## Exercise 1
In the passage on the Waterloo Memorial Recreation Complex, who is the Waterloo Hockey Hall of Fame member who coached the Golden Hawks for 25 years?
## Exercise 2
Reproduce part of the passage on the Waterloo Memorial Recreation Complex verbatim. Begin at the words "The game is" and stop after the words "fairly unique practice.".
## Exercise 3
Carry on the passage on the Waterloo Memorial Recreation Complex from its final sentence, writing in the same style.

* START Selected passage *

Inside the arena, patrons will notice the seating bowl is surrounded by a 4 lane track that serves as the concourse. The track is behind the last row of the seating bowl. The ice is in a north-south configuration and Olympic sized. At the north end of the arena is the original sign from the Waterloo Memorial Arena. Beneath that is the Waterloo Hockey Hall of Fame which includes former NHL players Don Beaupre and Steven Rice along with hockey legend Father David Bauer, whom the street that the Recreation Complex is located, is named after. A member of that Hall of Fame is Wayne Gowing, former head coach of the Golden Hawks for 25 years. There is also a Laurier banner on the north wall honouring Gowing and his OUA hockey achievements. Above the ice, on the northern side is a banner honouring the 3 Golden Hawk teams that have won the Queen's Cup. There is also a banner commemorating the Golden Hawks Women's Hockey team accomplishments. The Golden Hawks share the arena with the Junior B, Waterloo Siskens who have a number of banners hanging from the rafters honouring their accomplishments. At the south end of the arena is a simple score clock similar to the one that hangs above centre ice.
The game is run almost exclusively by students. Promotions are run by the students, which include the playlist for songs during the game. At times the volume level is a bit too high. Chuck-a-puck as well as the fan shootout are staples at Golden Hawk games. The Golden Hawks' public address announcer does a great job of adding some flare to the game. Walking around the track and getting a little exercise during the intermissions is a popular activity among fans in what is a fairly unique practice.
The Waterloo Memorial Recreation Complex is located a mere blocks from Uptown Waterloo, which is a great spot to be.
If you head to King Street in Waterloo you have a whole host of choices for pre and postgame food. King Street is full of options and is the hub of Waterloo. Some options in the immediate area include the Duke of Wellington, The Works Gourmet Burger Bistro, Beertown Public House, Famoso Neapolitan Pizzeria, Bauer Kitchen, Jane Bond and the Huether Hotel. If you are looking for a bit more of the university crowd, keep heading north on King Street to Morty's Pub or Ethel's Lounge.
There are a few other options for entertainment in the area. The fall months see the Bavarian Festival, Oktoberfest take over the area. The Jazz Room at the Huether Hotel also hosts a number of different Jazz acts every weekend. The Recreation Complex is also right across the street from Waterloo Park. If you are looking for other sporting options, Wilfrid Laurier also fields other athletic teams, including football at Knight-Newbrough Field and basketball at the Athletic Complex. Just up the street from Wilfrid Laurier is the University of Waterloo and they also field a full slate of athletic programs including hockey at the Columbia IceField, football at Warrior Field and basketball at the Physical Activities Complex. You could also head next door to Kitchener to catch the Kitchener Rangers at the Kitchener Memorial Auditorium.

* END Selected passage *
* START Data extract *

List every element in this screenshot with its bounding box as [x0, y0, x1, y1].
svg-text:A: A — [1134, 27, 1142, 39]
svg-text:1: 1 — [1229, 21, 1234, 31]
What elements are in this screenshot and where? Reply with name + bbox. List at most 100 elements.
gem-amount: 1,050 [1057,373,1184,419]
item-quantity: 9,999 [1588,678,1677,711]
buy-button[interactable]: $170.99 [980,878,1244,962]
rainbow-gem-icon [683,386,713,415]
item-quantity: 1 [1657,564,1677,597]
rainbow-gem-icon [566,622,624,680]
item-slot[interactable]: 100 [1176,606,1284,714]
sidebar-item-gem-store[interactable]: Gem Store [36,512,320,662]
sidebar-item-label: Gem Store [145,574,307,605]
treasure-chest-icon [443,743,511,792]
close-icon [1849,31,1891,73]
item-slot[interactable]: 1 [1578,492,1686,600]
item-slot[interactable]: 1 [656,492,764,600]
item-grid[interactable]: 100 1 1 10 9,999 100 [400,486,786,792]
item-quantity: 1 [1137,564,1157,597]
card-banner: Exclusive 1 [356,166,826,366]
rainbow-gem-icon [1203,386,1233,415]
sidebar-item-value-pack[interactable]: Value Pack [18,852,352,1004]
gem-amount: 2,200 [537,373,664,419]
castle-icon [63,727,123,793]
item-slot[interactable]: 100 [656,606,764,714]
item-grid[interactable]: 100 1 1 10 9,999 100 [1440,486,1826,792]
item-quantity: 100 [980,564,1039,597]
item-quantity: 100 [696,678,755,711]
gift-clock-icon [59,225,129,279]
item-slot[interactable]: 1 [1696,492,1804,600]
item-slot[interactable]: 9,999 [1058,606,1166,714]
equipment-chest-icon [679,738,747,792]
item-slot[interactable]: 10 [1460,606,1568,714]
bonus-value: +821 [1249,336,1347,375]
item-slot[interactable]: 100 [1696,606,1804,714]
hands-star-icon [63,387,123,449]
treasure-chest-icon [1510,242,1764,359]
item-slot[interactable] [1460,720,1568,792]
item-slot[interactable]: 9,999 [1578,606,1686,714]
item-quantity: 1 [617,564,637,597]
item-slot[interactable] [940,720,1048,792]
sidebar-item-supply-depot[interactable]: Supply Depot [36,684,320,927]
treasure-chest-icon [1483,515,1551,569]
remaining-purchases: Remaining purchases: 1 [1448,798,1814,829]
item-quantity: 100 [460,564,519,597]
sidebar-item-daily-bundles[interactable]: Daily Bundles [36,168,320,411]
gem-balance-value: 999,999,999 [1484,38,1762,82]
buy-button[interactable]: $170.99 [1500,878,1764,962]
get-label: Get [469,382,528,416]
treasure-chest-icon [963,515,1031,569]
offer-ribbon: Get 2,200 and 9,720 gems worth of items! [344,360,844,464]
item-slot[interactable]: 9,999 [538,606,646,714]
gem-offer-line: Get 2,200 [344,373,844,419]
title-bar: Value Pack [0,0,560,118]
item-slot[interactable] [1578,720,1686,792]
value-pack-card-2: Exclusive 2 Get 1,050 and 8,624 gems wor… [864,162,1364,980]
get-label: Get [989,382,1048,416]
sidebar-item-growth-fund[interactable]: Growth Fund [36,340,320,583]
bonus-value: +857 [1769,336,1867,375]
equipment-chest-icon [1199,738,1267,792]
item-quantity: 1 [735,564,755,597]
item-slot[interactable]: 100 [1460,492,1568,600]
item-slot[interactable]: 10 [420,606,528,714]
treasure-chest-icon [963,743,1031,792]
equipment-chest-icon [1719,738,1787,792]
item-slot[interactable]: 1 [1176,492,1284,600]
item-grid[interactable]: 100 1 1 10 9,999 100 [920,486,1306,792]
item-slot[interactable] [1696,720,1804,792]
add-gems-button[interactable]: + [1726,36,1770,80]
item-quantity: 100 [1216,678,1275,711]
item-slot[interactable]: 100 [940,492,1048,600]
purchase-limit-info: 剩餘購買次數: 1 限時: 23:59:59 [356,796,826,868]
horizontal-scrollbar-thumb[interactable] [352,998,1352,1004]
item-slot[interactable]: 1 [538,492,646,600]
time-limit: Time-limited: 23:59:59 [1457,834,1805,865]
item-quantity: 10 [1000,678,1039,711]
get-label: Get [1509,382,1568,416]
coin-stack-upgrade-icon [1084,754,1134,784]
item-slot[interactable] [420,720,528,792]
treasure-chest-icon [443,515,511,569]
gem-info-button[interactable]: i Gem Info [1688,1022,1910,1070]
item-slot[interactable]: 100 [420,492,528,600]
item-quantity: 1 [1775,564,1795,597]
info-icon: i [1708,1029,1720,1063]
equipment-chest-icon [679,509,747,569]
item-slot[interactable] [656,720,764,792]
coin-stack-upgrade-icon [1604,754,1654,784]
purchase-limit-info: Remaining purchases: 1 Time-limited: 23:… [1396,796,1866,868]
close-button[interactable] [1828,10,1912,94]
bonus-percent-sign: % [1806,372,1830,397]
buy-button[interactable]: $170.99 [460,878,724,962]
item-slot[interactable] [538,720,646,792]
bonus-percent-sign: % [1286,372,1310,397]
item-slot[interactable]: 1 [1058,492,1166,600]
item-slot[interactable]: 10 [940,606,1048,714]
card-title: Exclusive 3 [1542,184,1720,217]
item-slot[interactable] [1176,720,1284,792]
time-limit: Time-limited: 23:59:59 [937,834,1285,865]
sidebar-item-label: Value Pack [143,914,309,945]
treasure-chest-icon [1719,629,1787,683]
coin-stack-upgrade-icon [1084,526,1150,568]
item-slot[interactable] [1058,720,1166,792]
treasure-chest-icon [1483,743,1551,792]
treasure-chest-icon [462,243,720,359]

* END Data extract *

## Task response 1
Wayne Gowing

## Task response 2
The game is run almost exclusively by students. Promotions are run by the students, which include the playlist for songs during the game. At times the volume level is a bit too high. Chuck-a-puck as well as the fan shootout are staples at Golden Hawk games. The Golden Hawks' public address announcer does a great job of adding some flare to the game. Walking around the track and getting a little exercise during the intermissions is a popular activity among fans in what is a fairly unique practice.

## Task response 3
There are a few different places nearby to stay over if you are remaining in the area. The brand new Delta is mere steps from the Recreation Complex. If you are looking for something a little more original, try the Waterloo Hotel on King Street.
The U-Sports and OUA do not do a great job of publishing attendance figures for hockey games. The reality is that the fan base for OUA hockey games is measured in hundreds and not thousands. At Laurier they usually average between 100 and 200 fans per game. There are a couple of special events like the annual school day game, which brings in over 1000 elementary students for a game during the day, or the Winter Carnival game which brings a couple hundred students to the arena. Other than that, you have family and diehards in a facility that is designed for over 3,000. It is difficult to see where this compares to other programs in the conference, but it is definitely not at the top of the group.
Getting in and around the Sun Life Arena is not very difficult. The Waterloo Memorial Recreation Complex is located on Father David Bauer Drive, just off of Erb Street. This is significantly southwest of highway 85. If you are coming to a game from out of town, you will have to do a bit of driving through the city. Usually this is not a huge issue, but Waterloo is full of construction due to the new light rail transit and can cause some travel issues.
Although there is no public transit that runs on Father David Bauer Drive, the Grand River Transit Authority does offer buses on both Erb Street and Westmount Road which encompass both ends of Father David Bauer Drive. Check out the GRT website for schedules and maps.
The box office in the Memorial Recreation Complex is in the Lyle Hallman Lobby. There are rarely lineups and there is plenty of room also. Tickets are not sold at the top of the stairs entering the arena, so make sure you purchase your tickets before heading up to the seating bowl.
Getting around the arena is no problem at all considering the number of fans in attendance. The track is very spacious and washroom facilities are more than adequate for the number of fans at the games.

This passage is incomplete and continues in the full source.